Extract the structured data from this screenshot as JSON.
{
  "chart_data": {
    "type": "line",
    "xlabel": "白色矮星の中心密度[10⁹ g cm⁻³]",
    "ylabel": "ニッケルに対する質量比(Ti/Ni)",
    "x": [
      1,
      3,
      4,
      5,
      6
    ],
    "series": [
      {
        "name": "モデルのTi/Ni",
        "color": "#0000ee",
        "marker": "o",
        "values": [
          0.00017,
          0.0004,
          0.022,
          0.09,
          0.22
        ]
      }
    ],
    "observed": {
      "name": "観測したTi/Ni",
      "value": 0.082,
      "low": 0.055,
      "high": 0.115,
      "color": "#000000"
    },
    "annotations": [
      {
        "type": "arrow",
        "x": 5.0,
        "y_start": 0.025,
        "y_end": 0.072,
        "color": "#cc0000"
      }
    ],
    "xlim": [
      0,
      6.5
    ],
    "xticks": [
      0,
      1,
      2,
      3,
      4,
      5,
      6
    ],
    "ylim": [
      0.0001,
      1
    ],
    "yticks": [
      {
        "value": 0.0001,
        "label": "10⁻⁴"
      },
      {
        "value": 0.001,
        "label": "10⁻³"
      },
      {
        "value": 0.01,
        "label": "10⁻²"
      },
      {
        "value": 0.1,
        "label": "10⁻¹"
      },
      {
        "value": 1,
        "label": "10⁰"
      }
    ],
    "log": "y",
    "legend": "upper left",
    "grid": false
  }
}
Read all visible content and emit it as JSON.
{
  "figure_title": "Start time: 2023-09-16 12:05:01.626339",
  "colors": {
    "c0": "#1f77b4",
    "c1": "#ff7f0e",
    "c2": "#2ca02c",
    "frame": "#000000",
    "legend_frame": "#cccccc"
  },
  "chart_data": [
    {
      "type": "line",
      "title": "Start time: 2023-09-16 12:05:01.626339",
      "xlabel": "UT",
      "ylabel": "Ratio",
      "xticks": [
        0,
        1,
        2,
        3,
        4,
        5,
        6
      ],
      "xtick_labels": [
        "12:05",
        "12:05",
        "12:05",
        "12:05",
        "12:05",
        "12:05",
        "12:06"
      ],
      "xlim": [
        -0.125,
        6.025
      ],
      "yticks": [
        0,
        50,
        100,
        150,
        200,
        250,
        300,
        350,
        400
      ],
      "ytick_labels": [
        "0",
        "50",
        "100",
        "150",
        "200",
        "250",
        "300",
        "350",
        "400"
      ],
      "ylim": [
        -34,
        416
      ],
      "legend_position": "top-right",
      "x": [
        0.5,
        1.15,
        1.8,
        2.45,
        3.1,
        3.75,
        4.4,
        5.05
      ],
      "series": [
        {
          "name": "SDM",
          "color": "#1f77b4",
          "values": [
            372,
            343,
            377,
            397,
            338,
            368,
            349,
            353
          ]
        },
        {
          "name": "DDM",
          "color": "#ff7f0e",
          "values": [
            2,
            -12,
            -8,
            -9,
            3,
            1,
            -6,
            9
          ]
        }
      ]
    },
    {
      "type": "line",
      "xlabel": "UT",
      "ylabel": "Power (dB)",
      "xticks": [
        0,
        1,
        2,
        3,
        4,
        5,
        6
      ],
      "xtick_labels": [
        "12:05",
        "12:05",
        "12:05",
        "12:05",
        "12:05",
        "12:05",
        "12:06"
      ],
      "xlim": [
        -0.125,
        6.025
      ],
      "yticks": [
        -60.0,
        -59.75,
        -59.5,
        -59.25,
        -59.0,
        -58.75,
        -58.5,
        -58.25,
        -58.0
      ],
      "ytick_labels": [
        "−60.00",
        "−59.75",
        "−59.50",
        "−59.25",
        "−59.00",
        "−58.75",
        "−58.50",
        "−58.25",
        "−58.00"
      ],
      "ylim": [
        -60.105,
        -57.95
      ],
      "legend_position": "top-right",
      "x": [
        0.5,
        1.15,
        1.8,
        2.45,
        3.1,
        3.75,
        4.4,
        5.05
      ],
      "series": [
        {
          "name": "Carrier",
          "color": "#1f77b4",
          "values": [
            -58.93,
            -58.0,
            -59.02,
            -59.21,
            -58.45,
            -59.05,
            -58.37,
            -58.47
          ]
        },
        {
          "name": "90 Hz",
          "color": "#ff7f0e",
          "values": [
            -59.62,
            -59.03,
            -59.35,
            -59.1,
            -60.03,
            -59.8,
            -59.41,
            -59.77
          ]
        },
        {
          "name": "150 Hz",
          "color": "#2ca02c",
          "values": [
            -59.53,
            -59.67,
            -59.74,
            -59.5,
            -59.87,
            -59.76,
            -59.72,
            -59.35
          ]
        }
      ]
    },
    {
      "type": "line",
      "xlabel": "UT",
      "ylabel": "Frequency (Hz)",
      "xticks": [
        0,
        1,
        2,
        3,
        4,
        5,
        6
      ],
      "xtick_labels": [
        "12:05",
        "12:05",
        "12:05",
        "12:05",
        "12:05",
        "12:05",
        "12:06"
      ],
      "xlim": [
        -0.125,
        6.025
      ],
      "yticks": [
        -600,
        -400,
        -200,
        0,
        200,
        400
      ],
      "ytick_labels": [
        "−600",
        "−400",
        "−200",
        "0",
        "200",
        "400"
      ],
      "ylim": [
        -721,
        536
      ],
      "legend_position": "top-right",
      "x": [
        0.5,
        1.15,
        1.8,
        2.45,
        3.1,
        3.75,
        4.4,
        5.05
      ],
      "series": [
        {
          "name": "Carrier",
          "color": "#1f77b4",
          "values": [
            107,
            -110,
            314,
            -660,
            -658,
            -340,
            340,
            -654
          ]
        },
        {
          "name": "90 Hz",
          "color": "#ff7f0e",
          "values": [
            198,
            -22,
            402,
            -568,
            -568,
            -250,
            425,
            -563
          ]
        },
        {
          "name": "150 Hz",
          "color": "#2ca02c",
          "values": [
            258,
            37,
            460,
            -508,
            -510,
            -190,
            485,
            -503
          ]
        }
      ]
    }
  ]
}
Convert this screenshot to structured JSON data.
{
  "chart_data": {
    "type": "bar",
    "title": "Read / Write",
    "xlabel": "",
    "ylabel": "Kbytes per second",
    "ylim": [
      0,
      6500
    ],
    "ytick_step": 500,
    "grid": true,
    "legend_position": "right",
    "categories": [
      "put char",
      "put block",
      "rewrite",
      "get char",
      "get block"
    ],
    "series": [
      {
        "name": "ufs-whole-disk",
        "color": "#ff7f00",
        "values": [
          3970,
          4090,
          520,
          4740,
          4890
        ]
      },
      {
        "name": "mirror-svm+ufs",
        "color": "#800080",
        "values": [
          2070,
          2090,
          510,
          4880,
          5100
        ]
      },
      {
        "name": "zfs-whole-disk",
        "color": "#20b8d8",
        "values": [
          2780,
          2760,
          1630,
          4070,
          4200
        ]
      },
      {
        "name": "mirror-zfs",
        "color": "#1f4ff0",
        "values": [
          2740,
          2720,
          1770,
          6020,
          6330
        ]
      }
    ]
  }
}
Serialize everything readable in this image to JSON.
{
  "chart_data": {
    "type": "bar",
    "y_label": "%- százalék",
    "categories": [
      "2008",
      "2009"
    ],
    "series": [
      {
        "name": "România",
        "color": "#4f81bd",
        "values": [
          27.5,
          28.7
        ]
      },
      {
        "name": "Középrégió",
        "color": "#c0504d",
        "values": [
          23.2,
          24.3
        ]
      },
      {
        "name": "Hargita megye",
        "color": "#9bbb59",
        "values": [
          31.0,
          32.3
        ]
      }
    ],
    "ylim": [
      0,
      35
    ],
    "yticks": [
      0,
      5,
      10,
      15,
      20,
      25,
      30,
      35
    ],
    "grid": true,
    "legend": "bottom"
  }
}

========================

Pick out all lines from the data above in which the word "this" appears.

Extract the structured data from this screenshot as JSON.
Convert this screenshot to structured JSON data.
Serialize everything readable in this image to JSON.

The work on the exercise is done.